Extract all of the data and reproduce it precisely.
# START OF SUPPLIED MATERIAL
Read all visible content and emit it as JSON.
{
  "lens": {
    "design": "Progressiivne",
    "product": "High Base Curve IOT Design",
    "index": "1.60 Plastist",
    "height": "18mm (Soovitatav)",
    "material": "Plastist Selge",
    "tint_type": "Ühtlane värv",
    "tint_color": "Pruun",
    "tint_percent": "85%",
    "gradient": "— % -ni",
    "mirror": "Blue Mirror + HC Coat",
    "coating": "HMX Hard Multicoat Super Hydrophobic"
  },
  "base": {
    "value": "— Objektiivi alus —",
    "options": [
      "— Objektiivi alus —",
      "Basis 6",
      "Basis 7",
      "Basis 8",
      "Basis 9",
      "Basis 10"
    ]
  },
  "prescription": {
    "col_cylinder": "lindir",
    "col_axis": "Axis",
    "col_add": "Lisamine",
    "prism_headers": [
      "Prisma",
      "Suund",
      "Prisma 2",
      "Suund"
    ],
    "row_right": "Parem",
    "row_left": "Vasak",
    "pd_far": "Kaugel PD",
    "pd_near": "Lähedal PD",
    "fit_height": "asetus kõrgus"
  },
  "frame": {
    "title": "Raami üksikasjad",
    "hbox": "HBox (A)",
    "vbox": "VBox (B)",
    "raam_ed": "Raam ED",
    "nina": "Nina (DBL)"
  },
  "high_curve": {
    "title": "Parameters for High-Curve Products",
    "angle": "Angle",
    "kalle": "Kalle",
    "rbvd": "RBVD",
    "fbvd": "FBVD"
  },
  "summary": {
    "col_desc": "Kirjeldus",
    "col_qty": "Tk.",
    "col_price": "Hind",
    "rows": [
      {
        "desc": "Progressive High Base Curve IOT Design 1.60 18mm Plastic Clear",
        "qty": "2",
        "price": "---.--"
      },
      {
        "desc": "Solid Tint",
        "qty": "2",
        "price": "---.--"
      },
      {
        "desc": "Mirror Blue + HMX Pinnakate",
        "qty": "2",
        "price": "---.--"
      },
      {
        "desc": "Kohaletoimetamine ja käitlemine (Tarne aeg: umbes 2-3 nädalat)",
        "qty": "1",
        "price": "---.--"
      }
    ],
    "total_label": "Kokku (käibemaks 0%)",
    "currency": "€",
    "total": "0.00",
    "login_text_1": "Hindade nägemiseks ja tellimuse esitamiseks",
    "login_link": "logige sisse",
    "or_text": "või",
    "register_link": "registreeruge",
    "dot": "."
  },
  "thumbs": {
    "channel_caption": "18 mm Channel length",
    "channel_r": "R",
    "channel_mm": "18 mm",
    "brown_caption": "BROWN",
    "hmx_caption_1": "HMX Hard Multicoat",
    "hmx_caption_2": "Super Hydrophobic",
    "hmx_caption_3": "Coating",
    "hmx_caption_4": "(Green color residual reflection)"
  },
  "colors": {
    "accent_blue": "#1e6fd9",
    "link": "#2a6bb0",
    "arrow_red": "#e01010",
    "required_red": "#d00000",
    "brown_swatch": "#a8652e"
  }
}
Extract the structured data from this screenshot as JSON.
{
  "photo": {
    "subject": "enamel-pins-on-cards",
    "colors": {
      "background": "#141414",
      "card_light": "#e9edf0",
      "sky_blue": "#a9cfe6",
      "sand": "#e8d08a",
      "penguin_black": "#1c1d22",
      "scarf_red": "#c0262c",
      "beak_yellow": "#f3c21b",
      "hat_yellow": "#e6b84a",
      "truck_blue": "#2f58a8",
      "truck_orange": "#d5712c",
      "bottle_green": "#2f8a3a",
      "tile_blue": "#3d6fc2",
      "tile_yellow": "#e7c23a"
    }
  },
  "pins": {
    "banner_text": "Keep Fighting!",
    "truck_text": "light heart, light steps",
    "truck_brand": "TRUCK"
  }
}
# END OF SUPPLIED MATERIAL
SOLUTION BELOW
Read all visible content and emit it as JSON.
{
  "lens": {
    "design": "Progressiivne",
    "product": "High Base Curve IOT Design",
    "index": "1.60 Plastist",
    "height": "18mm (Soovitatav)",
    "material": "Plastist Selge",
    "tint_type": "Ühtlane värv",
    "tint_color": "Pruun",
    "tint_percent": "85%",
    "gradient": "— % -ni",
    "mirror": "Blue Mirror + HC Coat",
    "coating": "HMX Hard Multicoat Super Hydrophobic"
  },
  "base": {
    "value": "— Objektiivi alus —",
    "options": [
      "— Objektiivi alus —",
      "Basis 6",
      "Basis 7",
      "Basis 8",
      "Basis 9",
      "Basis 10"
    ]
  },
  "prescription": {
    "col_cylinder": "lindir",
    "col_axis": "Axis",
    "col_add": "Lisamine",
    "prism_headers": [
      "Prisma",
      "Suund",
      "Prisma 2",
      "Suund"
    ],
    "row_right": "Parem",
    "row_left": "Vasak",
    "pd_far": "Kaugel PD",
    "pd_near": "Lähedal PD",
    "fit_height": "asetus kõrgus"
  },
  "frame": {
    "title": "Raami üksikasjad",
    "hbox": "HBox (A)",
    "vbox": "VBox (B)",
    "raam_ed": "Raam ED",
    "nina": "Nina (DBL)"
  },
  "high_curve": {
    "title": "Parameters for High-Curve Products",
    "angle": "Angle",
    "kalle": "Kalle",
    "rbvd": "RBVD",
    "fbvd": "FBVD"
  },
  "summary": {
    "col_desc": "Kirjeldus",
    "col_qty": "Tk.",
    "col_price": "Hind",
    "rows": [
      {
        "desc": "Progressive High Base Curve IOT Design 1.60 18mm Plastic Clear",
        "qty": "2",
        "price": "---.--"
      },
      {
        "desc": "Solid Tint",
        "qty": "2",
        "price": "---.--"
      },
      {
        "desc": "Mirror Blue + HMX Pinnakate",
        "qty": "2",
        "price": "---.--"
      },
      {
        "desc": "Kohaletoimetamine ja käitlemine (Tarne aeg: umbes 2-3 nädalat)",
        "qty": "1",
        "price": "---.--"
      }
    ],
    "total_label": "Kokku (käibemaks 0%)",
    "currency": "€",
    "total": "0.00",
    "login_text_1": "Hindade nägemiseks ja tellimuse esitamiseks",
    "login_link": "logige sisse",
    "or_text": "või",
    "register_link": "registreeruge",
    "dot": "."
  },
  "thumbs": {
    "channel_caption": "18 mm Channel length",
    "channel_r": "R",
    "channel_mm": "18 mm",
    "brown_caption": "BROWN",
    "hmx_caption_1": "HMX Hard Multicoat",
    "hmx_caption_2": "Super Hydrophobic",
    "hmx_caption_3": "Coating",
    "hmx_caption_4": "(Green color residual reflection)"
  },
  "colors": {
    "accent_blue": "#1e6fd9",
    "link": "#2a6bb0",
    "arrow_red": "#e01010",
    "required_red": "#d00000",
    "brown_swatch": "#a8652e"
  }
}
Extract the structured data from this screenshot as JSON.
{
  "photo": {
    "subject": "enamel-pins-on-cards",
    "colors": {
      "background": "#141414",
      "card_light": "#e9edf0",
      "sky_blue": "#a9cfe6",
      "sand": "#e8d08a",
      "penguin_black": "#1c1d22",
      "scarf_red": "#c0262c",
      "beak_yellow": "#f3c21b",
      "hat_yellow": "#e6b84a",
      "truck_blue": "#2f58a8",
      "truck_orange": "#d5712c",
      "bottle_green": "#2f8a3a",
      "tile_blue": "#3d6fc2",
      "tile_yellow": "#e7c23a"
    }
  },
  "pins": {
    "banner_text": "Keep Fighting!",
    "truck_text": "light heart, light steps",
    "truck_brand": "TRUCK"
  }
}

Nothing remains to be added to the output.